**Required task**: Select each line in the data below that contains the string "legend", counting a match only when the case agrees.

Rows from a layout dataset
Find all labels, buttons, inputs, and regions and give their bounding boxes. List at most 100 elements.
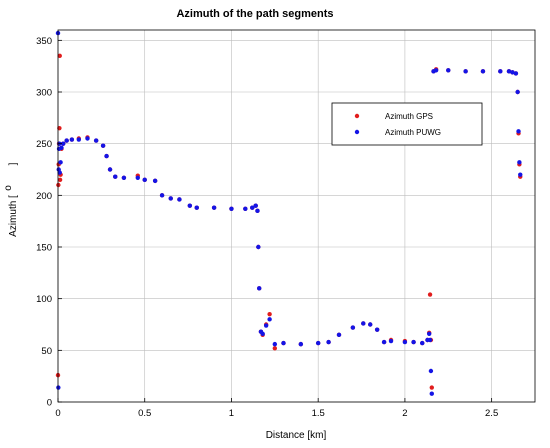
puwg-point xyxy=(168,196,173,201)
puwg-point xyxy=(243,206,248,211)
legend-marker-puwg xyxy=(354,129,360,135)
puwg-point xyxy=(211,205,217,210)
y-tick-label: 0 xyxy=(47,398,52,409)
puwg-point xyxy=(281,340,286,346)
puwg-point xyxy=(267,317,272,322)
x-tick-label: 1.5 xyxy=(312,408,325,419)
puwg-point xyxy=(420,340,425,346)
puwg-point xyxy=(506,69,512,74)
y-axis-label-main: Azimuth [ xyxy=(8,195,19,237)
y-axis-label-close: ] xyxy=(8,162,19,165)
puwg-point xyxy=(257,286,262,291)
puwg-point xyxy=(516,129,521,134)
puwg-point xyxy=(368,322,373,327)
puwg-point xyxy=(336,332,342,338)
puwg-point xyxy=(350,325,356,330)
chart-title: Azimuth of the path segments xyxy=(176,8,333,20)
y-ticks: 0 50 100 150 200 250 300 350 xyxy=(36,36,62,409)
x-tick-label: 0 xyxy=(55,408,60,419)
puwg-point xyxy=(426,331,432,336)
gps-point xyxy=(429,385,434,390)
puwg-point xyxy=(361,321,366,326)
puwg-point xyxy=(480,69,486,74)
puwg-point xyxy=(57,170,62,175)
puwg-point xyxy=(69,137,75,142)
puwg-point xyxy=(250,205,255,210)
puwg-point xyxy=(428,368,434,374)
x-tick-label: 1 xyxy=(229,408,234,419)
puwg-point xyxy=(177,197,182,202)
puwg-point xyxy=(256,244,261,250)
y-tick-label: 100 xyxy=(36,294,52,305)
puwg-point xyxy=(58,160,63,165)
y-tick-label: 350 xyxy=(36,36,52,47)
puwg-point xyxy=(263,323,269,328)
y-tick-label: 250 xyxy=(36,139,52,150)
puwg-point xyxy=(411,339,416,345)
puwg-point xyxy=(194,205,199,210)
legend-marker-gps xyxy=(354,113,360,119)
puwg-point xyxy=(64,138,69,143)
gps-point xyxy=(272,346,278,351)
puwg-point xyxy=(518,172,523,177)
puwg-point xyxy=(135,175,140,180)
gps-point xyxy=(57,177,63,183)
puwg-point xyxy=(93,138,99,143)
puwg-point xyxy=(326,339,331,345)
y-axis-label: Azimuth [ o ] xyxy=(3,162,19,236)
x-tick-label: 0.5 xyxy=(138,408,151,419)
legend-label-puwg: Azimuth PUWG xyxy=(385,128,441,137)
puwg-point xyxy=(229,206,234,211)
puwg-point xyxy=(315,340,321,346)
legend-label-gps: Azimuth GPS xyxy=(385,112,433,121)
puwg-point xyxy=(433,68,439,73)
puwg-point xyxy=(253,203,258,208)
plot-area-frame xyxy=(57,29,536,403)
puwg-point xyxy=(374,327,380,332)
puwg-point xyxy=(100,143,106,148)
puwg-point xyxy=(152,178,158,184)
puwg-point xyxy=(255,208,260,214)
puwg-point xyxy=(513,71,519,76)
y-tick-label: 200 xyxy=(36,191,52,202)
puwg-point xyxy=(388,338,394,344)
puwg-point xyxy=(159,193,165,198)
puwg-point xyxy=(187,203,193,208)
puwg-point xyxy=(272,341,278,347)
puwg-point xyxy=(76,137,82,142)
puwg-point xyxy=(107,167,113,172)
puwg-point xyxy=(298,341,304,347)
gps-point xyxy=(267,311,272,317)
x-tick-label: 2 xyxy=(402,408,407,419)
y-tick-label: 150 xyxy=(36,243,52,254)
y-tick-label: 50 xyxy=(41,346,52,357)
puwg-point xyxy=(515,89,520,95)
gps-point xyxy=(57,53,62,59)
series-puwg xyxy=(55,30,523,396)
puwg-point xyxy=(142,177,147,183)
puwg-point xyxy=(498,69,503,74)
x-ticks: 0 0.5 1 1.5 2 2.5 xyxy=(55,398,498,419)
data-points xyxy=(55,30,523,396)
puwg-point xyxy=(427,337,433,343)
puwg-point xyxy=(104,153,109,159)
puwg-point xyxy=(260,331,265,336)
puwg-point xyxy=(429,391,434,396)
puwg-point xyxy=(61,141,66,146)
puwg-point xyxy=(113,174,118,179)
puwg-point xyxy=(59,145,64,150)
gps-point xyxy=(427,292,433,297)
puwg-point xyxy=(463,69,468,74)
puwg-point xyxy=(446,68,451,73)
y-axis-label-degree: o xyxy=(3,185,14,191)
puwg-point xyxy=(510,70,515,75)
puwg-point xyxy=(121,175,127,180)
legend: Azimuth GPS Azimuth PUWG xyxy=(331,102,483,146)
x-tick-label: 2.5 xyxy=(485,408,498,419)
grid xyxy=(57,30,535,403)
puwg-point xyxy=(381,339,387,345)
puwg-point xyxy=(85,136,90,141)
x-axis-label: Distance [km] xyxy=(266,430,327,441)
puwg-point xyxy=(517,160,522,165)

**Reply to the exercise**:
legend-marker-puwg xyxy=(354,129,360,135)
legend-marker-gps xyxy=(354,113,360,119)
legend-label-puwg: Azimuth PUWG xyxy=(385,128,441,137)
legend-label-gps: Azimuth GPS xyxy=(385,112,433,121)
legend: Azimuth GPS Azimuth PUWG xyxy=(331,102,483,146)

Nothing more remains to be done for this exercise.